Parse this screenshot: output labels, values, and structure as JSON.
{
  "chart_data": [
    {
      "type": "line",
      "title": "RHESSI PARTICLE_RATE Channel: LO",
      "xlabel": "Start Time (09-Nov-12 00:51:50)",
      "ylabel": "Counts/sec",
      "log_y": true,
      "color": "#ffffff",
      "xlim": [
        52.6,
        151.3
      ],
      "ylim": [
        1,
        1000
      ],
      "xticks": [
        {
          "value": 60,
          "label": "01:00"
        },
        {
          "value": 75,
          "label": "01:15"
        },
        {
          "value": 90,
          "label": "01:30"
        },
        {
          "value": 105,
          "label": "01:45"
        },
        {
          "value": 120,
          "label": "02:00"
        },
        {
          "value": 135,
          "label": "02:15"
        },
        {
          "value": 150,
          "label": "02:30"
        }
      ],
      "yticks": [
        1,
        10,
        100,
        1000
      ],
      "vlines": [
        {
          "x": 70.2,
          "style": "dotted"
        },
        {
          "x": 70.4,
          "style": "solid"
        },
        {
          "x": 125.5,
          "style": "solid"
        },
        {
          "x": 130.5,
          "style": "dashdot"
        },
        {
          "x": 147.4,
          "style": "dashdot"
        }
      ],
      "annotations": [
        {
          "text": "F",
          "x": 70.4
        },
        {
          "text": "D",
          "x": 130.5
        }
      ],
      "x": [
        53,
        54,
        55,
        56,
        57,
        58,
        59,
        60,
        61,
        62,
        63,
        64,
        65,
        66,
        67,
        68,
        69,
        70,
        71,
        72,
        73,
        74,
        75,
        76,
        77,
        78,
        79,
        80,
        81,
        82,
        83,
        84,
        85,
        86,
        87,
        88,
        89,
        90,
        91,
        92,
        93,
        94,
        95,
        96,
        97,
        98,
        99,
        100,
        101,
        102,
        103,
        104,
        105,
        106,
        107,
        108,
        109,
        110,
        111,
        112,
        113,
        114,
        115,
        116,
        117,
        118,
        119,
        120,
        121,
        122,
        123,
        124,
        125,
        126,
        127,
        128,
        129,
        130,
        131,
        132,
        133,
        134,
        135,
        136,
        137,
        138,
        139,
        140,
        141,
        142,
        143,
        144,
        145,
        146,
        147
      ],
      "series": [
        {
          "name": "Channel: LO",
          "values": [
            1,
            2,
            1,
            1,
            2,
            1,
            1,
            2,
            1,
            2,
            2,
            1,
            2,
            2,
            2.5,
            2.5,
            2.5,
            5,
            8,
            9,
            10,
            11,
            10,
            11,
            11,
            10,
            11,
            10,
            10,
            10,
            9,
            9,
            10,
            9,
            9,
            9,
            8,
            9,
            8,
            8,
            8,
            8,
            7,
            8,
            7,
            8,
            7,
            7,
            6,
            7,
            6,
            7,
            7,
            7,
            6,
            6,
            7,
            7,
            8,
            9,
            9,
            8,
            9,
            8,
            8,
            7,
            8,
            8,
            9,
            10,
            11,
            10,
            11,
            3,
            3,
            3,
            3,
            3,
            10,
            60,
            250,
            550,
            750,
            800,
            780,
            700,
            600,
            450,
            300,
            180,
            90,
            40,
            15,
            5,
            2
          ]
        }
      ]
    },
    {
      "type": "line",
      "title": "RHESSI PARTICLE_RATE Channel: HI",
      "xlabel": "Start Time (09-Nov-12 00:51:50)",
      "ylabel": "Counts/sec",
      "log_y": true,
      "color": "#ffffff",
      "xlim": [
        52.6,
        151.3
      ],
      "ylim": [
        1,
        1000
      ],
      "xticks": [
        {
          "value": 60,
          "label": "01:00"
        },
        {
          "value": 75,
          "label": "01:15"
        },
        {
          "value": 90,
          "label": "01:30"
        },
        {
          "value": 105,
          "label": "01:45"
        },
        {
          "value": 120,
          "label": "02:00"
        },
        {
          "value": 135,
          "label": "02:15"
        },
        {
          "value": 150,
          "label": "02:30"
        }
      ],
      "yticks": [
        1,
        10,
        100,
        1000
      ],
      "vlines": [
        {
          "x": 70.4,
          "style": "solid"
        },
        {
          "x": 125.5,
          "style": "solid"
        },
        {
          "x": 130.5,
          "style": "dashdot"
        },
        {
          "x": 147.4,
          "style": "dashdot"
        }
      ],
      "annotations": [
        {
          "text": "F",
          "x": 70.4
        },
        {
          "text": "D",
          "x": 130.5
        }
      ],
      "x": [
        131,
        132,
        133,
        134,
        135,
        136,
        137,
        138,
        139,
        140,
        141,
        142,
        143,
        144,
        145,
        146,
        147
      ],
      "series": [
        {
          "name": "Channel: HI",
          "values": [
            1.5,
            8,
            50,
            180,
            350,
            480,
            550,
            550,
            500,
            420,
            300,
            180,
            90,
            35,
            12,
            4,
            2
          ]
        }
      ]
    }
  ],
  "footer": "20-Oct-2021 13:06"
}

» **Written request**: All lines above with "RHESSI" in them should be returned.

» **Full output**:
      "title": "RHESSI PARTICLE_RATE Channel: LO",
      "title": "RHESSI PARTICLE_RATE Channel: HI",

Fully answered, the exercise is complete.